* _Your instructions_: All of the records below should be output exactly.

— begin Entries provided —

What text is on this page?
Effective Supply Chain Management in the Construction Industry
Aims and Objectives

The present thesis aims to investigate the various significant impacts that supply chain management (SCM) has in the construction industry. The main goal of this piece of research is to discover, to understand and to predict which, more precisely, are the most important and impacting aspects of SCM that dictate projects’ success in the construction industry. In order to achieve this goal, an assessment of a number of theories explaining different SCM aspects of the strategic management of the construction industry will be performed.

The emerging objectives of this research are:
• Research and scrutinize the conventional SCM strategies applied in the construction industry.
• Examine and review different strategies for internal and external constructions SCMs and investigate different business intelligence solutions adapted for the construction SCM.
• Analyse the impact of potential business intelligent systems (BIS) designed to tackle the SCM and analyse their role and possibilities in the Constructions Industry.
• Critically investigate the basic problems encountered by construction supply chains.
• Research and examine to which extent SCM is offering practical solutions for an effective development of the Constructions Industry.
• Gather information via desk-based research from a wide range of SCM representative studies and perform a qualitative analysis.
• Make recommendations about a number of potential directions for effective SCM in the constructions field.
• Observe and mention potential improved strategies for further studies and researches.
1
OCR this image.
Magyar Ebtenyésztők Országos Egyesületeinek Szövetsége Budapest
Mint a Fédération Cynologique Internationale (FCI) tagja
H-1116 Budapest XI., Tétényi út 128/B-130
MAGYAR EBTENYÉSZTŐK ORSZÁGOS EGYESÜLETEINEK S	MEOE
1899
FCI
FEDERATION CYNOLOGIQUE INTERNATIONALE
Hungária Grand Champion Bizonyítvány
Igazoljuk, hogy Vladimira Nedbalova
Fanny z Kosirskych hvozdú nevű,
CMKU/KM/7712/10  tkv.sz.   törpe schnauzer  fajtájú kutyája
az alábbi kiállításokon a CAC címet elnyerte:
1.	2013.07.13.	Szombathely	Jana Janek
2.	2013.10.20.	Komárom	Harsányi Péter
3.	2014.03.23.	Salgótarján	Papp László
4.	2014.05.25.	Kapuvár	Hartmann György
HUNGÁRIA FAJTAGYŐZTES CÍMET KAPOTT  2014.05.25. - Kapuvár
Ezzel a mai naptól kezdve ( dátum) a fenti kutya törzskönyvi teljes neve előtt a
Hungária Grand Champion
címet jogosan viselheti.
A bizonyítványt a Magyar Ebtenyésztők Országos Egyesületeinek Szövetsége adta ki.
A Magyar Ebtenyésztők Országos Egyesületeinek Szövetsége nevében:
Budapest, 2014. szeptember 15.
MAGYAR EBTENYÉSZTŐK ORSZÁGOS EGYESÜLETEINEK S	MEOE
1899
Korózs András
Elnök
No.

— end Entries provided —

* _Full output_:
What text is on this page?
Effective Supply Chain Management in the Construction Industry
Aims and Objectives

The present thesis aims to investigate the various significant impacts that supply chain management (SCM) has in the construction industry. The main goal of this piece of research is to discover, to understand and to predict which, more precisely, are the most important and impacting aspects of SCM that dictate projects’ success in the construction industry. In order to achieve this goal, an assessment of a number of theories explaining different SCM aspects of the strategic management of the construction industry will be performed.

The emerging objectives of this research are:
• Research and scrutinize the conventional SCM strategies applied in the construction industry.
• Examine and review different strategies for internal and external constructions SCMs and investigate different business intelligence solutions adapted for the construction SCM.
• Analyse the impact of potential business intelligent systems (BIS) designed to tackle the SCM and analyse their role and possibilities in the Constructions Industry.
• Critically investigate the basic problems encountered by construction supply chains.
• Research and examine to which extent SCM is offering practical solutions for an effective development of the Constructions Industry.
• Gather information via desk-based research from a wide range of SCM representative studies and perform a qualitative analysis.
• Make recommendations about a number of potential directions for effective SCM in the constructions field.
• Observe and mention potential improved strategies for further studies and researches.
1
OCR this image.
Magyar Ebtenyésztők Országos Egyesületeinek Szövetsége Budapest
Mint a Fédération Cynologique Internationale (FCI) tagja
H-1116 Budapest XI., Tétényi út 128/B-130
MAGYAR EBTENYÉSZTŐK ORSZÁGOS EGYESÜLETEINEK S	MEOE
1899
FCI
FEDERATION CYNOLOGIQUE INTERNATIONALE
Hungária Grand Champion Bizonyítvány
Igazoljuk, hogy Vladimira Nedbalova
Fanny z Kosirskych hvozdú nevű,
CMKU/KM/7712/10  tkv.sz.   törpe schnauzer  fajtájú kutyája
az alábbi kiállításokon a CAC címet elnyerte:
1.	2013.07.13.	Szombathely	Jana Janek
2.	2013.10.20.	Komárom	Harsányi Péter
3.	2014.03.23.	Salgótarján	Papp László
4.	2014.05.25.	Kapuvár	Hartmann György
HUNGÁRIA FAJTAGYŐZTES CÍMET KAPOTT  2014.05.25. - Kapuvár
Ezzel a mai naptól kezdve ( dátum) a fenti kutya törzskönyvi teljes neve előtt a
Hungária Grand Champion
címet jogosan viselheti.
A bizonyítványt a Magyar Ebtenyésztők Országos Egyesületeinek Szövetsége adta ki.
A Magyar Ebtenyésztők Országos Egyesületeinek Szövetsége nevében:
Budapest, 2014. szeptember 15.
MAGYAR EBTENYÉSZTŐK ORSZÁGOS EGYESÜLETEINEK S	MEOE
1899
Korózs András
Elnök
No.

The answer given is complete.